*Dataset*.
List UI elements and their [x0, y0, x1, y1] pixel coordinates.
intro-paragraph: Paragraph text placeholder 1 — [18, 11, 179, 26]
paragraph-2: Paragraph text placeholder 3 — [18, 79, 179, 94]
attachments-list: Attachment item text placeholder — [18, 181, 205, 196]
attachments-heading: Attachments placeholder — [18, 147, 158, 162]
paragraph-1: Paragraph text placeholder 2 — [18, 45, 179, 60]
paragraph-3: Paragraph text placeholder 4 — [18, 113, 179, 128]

*What is being asked*. Rewrite the items above with "pixel coordinates" replaced by "screen coordinates", keeping everything else the same.

*Solution*.
List UI elements and their [x0, y0, x1, y1] screen coordinates.
intro-paragraph: Paragraph text placeholder 1 — [18, 11, 179, 26]
paragraph-2: Paragraph text placeholder 3 — [18, 79, 179, 94]
attachments-list: Attachment item text placeholder — [18, 181, 205, 196]
attachments-heading: Attachments placeholder — [18, 147, 158, 162]
paragraph-1: Paragraph text placeholder 2 — [18, 45, 179, 60]
paragraph-3: Paragraph text placeholder 4 — [18, 113, 179, 128]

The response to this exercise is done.